* BEGIN *
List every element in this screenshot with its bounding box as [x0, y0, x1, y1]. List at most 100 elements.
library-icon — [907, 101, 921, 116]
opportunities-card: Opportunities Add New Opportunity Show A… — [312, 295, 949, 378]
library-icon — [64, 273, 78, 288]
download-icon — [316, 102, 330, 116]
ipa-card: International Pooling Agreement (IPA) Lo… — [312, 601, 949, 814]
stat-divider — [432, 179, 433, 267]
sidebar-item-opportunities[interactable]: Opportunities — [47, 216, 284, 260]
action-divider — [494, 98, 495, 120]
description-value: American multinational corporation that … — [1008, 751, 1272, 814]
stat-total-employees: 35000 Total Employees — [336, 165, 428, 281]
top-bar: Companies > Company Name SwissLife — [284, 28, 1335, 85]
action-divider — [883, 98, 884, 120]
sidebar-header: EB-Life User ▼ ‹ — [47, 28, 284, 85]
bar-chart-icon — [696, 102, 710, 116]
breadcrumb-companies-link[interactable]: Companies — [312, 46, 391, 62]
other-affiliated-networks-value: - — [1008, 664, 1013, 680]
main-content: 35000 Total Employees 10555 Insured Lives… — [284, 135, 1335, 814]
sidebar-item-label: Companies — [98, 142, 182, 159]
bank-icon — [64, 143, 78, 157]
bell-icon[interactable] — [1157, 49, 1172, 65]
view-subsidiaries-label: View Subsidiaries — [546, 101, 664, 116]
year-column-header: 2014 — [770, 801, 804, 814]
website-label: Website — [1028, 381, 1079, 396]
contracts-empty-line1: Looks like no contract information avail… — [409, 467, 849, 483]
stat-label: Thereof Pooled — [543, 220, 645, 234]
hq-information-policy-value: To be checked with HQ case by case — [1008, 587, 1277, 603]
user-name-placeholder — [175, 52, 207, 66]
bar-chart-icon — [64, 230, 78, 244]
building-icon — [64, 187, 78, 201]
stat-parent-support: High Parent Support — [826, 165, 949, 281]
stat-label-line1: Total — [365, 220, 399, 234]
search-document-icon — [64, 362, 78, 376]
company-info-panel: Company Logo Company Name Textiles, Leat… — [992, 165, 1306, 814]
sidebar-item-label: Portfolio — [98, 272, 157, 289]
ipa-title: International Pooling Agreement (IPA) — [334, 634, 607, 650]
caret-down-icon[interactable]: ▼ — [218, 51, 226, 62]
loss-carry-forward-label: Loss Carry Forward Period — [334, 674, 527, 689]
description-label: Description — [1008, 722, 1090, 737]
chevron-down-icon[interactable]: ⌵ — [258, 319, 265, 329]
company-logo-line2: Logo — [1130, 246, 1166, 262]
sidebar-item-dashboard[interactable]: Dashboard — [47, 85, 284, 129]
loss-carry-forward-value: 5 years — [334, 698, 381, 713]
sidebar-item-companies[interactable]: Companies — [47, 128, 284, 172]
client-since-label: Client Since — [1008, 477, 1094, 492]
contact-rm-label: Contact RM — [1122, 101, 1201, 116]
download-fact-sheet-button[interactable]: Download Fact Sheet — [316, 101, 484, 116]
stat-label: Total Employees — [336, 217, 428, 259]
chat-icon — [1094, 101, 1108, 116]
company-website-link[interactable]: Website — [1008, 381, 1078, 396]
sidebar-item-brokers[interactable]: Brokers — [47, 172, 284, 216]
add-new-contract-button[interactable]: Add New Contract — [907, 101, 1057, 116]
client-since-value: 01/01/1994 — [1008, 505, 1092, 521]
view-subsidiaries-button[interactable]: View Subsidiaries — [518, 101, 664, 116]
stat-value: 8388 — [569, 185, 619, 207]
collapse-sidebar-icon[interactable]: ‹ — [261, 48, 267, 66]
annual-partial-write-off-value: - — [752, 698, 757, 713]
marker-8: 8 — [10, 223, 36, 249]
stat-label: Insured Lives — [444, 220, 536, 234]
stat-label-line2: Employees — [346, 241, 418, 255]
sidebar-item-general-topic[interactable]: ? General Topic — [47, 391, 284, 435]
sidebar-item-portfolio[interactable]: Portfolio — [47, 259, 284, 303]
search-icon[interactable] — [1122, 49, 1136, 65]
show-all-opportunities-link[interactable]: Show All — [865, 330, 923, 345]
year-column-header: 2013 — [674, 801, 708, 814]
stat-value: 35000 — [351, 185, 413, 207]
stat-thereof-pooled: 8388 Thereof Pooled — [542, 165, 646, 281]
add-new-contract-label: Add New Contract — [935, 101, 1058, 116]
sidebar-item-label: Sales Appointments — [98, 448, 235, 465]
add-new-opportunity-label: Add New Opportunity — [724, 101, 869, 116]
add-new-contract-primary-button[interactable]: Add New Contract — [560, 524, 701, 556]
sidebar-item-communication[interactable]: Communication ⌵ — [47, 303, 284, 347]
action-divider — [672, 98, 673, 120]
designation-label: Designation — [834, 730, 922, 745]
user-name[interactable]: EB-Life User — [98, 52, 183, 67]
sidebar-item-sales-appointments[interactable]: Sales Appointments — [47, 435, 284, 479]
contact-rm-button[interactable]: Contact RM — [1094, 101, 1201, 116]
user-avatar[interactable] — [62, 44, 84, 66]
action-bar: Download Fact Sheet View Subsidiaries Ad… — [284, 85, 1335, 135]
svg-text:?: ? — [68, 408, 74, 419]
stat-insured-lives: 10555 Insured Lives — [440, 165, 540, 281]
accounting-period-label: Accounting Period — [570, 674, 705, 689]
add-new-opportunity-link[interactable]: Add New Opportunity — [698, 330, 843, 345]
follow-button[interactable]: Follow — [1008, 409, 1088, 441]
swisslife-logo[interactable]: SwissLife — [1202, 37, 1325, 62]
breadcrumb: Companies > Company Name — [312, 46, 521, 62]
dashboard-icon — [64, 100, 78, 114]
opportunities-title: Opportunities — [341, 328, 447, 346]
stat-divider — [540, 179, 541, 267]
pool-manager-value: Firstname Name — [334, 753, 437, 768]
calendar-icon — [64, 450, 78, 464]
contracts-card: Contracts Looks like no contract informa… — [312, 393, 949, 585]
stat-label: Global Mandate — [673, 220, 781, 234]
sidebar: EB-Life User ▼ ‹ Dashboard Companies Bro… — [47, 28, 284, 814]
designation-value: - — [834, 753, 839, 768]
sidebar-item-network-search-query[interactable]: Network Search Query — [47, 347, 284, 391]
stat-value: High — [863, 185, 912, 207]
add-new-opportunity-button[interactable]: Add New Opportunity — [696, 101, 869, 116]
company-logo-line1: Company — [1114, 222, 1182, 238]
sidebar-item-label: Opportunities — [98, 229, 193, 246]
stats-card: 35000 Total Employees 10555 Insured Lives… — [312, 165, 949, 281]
* END *
TASK:
Could you convert the lines from the very first one through the line with "top-bar: Companies >" into a numbered list, leaving out any blank lines?

EXERCISE RESPONSE:
1. List every element in this screenshot with its bounding box as [x0, y0, x1, y1]. List at most 100 elements.
2. library-icon — [907, 101, 921, 116]
3. opportunities-card: Opportunities Add New Opportunity Show A… — [312, 295, 949, 378]
4. library-icon — [64, 273, 78, 288]
5. download-icon — [316, 102, 330, 116]
6. ipa-card: International Pooling Agreement (IPA) Lo… — [312, 601, 949, 814]
7. stat-divider — [432, 179, 433, 267]
8. sidebar-item-opportunities[interactable]: Opportunities — [47, 216, 284, 260]
9. action-divider — [494, 98, 495, 120]
10. description-value: American multinational corporation that … — [1008, 751, 1272, 814]
11. stat-total-employees: 35000 Total Employees — [336, 165, 428, 281]
12. top-bar: Companies > Company Name SwissLife — [284, 28, 1335, 85]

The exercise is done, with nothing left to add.